AIM OF THE EXERCISE ->
Gather all lines from the material that contain the word "Neuroscience".

DATA ->
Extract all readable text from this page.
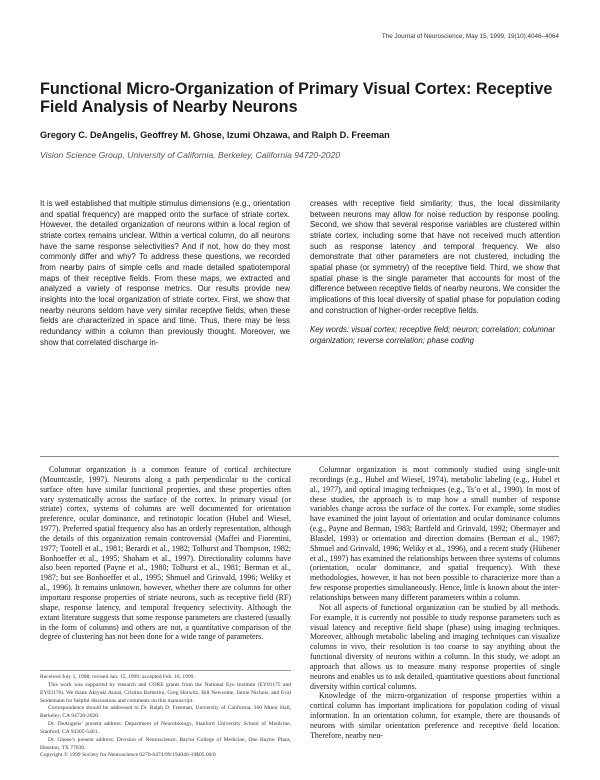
The Journal of Neuroscience, May 15, 1999, 19(10):4046–4064
Functional Micro-Organization of Primary Visual Cortex: Receptive Field Analysis of Nearby Neurons
Gregory C. DeAngelis, Geoffrey M. Ghose, Izumi Ohzawa, and Ralph D. Freeman
Vision Science Group, University of California, Berkeley, California 94720-2020
It is well established that multiple stimulus dimensions (e.g., orientation and spatial frequency) are mapped onto the surface of striate cortex. However, the detailed organization of neurons within a local region of striate cortex remains unclear. Within a vertical column, do all neurons have the same response selectivities? And if not, how do they most commonly differ and why? To address these questions, we recorded from nearby pairs of simple cells and made detailed spatiotemporal maps of their receptive fields. From these maps, we extracted and analyzed a variety of response metrics. Our results provide new insights into the local organization of striate cortex. First, we show that nearby neurons seldom have very similar receptive fields, when these fields are characterized in space and time. Thus, there may be less redundancy within a column than previously thought. Moreover, we show that correlated discharge in-
creases with receptive field similarity; thus, the local dissimilarity between neurons may allow for noise reduction by response pooling. Second, we show that several response variables are clustered within striate cortex, including some that have not received much attention such as response latency and temporal frequency. We also demonstrate that other parameters are not clustered, including the spatial phase (or symmetry) of the receptive field. Third, we show that spatial phase is the single parameter that accounts for most of the difference between receptive fields of nearby neurons. We consider the implications of this local diversity of spatial phase for population coding and construction of higher-order receptive fields.
Key words: visual cortex; receptive field; neuron; correlation; columnar organization; reverse correlation; phase coding

Columnar organization is a common feature of cortical architecture (Mountcastle, 1997). Neurons along a path perpendicular to the cortical surface often have similar functional properties, and these properties often vary systematically across the surface of the cortex. In primary visual (or striate) cortex, systems of columns are well documented for orientation preference, ocular dominance, and retinotopic location (Hubel and Wiesel, 1977). Preferred spatial frequency also has an orderly representation, although the details of this organization remain controversial (Maffei and Fiorentini, 1977; Tootell et al., 1981; Berardi et al., 1982; Tolhurst and Thompson, 1982; Bonhoeffer et al., 1995; Shoham et al., 1997). Directionality columns have also been reported (Payne et al., 1980; Tolhurst et al., 1981; Berman et al., 1987; but see Bonhoeffer et al., 1995; Shmuel and Grinvald, 1996; Weliky et al., 1996). It remains unknown, however, whether there are columns for other important response properties of striate neurons, such as receptive field (RF) shape, response latency, and temporal frequency selectivity. Although the extant literature suggests that some response parameters are clustered (usually in the form of columns) and others are not, a quantitative comparison of the degree of clustering has not been done for a wide range of parameters.

Columnar organization is most commonly studied using single-unit recordings (e.g., Hubel and Wiesel, 1974), metabolic labeling (e.g., Hubel et al., 1977), and optical imaging techniques (e.g., Ts’o et al., 1990). In most of these studies, the approach is to map how a small number of response variables change across the surface of the cortex. For example, some studies have examined the joint layout of orientation and ocular dominance columns (e.g., Payne and Berman, 1983; Bartfeld and Grinvald, 1992; Obermayer and Blasdel, 1993) or orientation and direction domains (Berman et al., 1987; Shmuel and Grinvald, 1996; Weliky et al., 1996), and a recent study (Hübener et al., 1997) has examined the relationships between three systems of columns (orientation, ocular dominance, and spatial frequency). With these methodologies, however, it has not been possible to characterize more than a few response properties simultaneously. Hence, little is known about the inter-relationships between many different parameters within a column.

Not all aspects of functional organization can be studied by all methods. For example, it is currently not possible to study response parameters such as visual latency and receptive field shape (phase) using imaging techniques. Moreover, although metabolic labeling and imaging techniques can visualize columns in vivo, their resolution is too coarse to say anything about the functional diversity of neurons within a column. In this study, we adopt an approach that allows us to measure many response properties of single neurons and enables us to ask detailed, quantitative questions about functional diversity within cortical columns.

Knowledge of the micro-organization of response properties within a cortical column has important implications for population coding of visual information. In an orientation column, for example, there are thousands of neurons with similar orientation preference and receptive field location. Therefore, nearby neu-

Received July 1, 1998; revised Jan. 15, 1999; accepted Feb. 16, 1999.

This work was supported by research and CORE grants from the National Eye Institute (EY01175 and EY03176). We thank Akiyuki Anzai, Cristina Barberini, Greg Horwitz, Bill Newsome, Jamie Nichols, and Eyal Seidemann for helpful discussions and comments on this manuscript.

Correspondence should be addressed to Dr. Ralph D. Freeman, University of California, 360 Minor Hall, Berkeley, CA 94720-2020.

Dr. DeAngelis’ present address: Department of Neurobiology, Stanford University School of Medicine, Stanford, CA 94305-5401.

Dr. Ghose’s present address: Division of Neuroscience, Baylor College of Medicine, One Baylor Plaza, Houston, TX 77030.

Copyright © 1999 Society for Neuroscience 0270-6474/99/194046-19$05.00/0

REPLY ->
The Journal of Neuroscience, May 15, 1999, 19(10):4046–4064
Dr. Ghose’s present address: Division of Neuroscience, Baylor College of Medicine, One Baylor Plaza, Houston, TX 77030.
Copyright © 1999 Society for Neuroscience 0270-6474/99/194046-19$05.00/0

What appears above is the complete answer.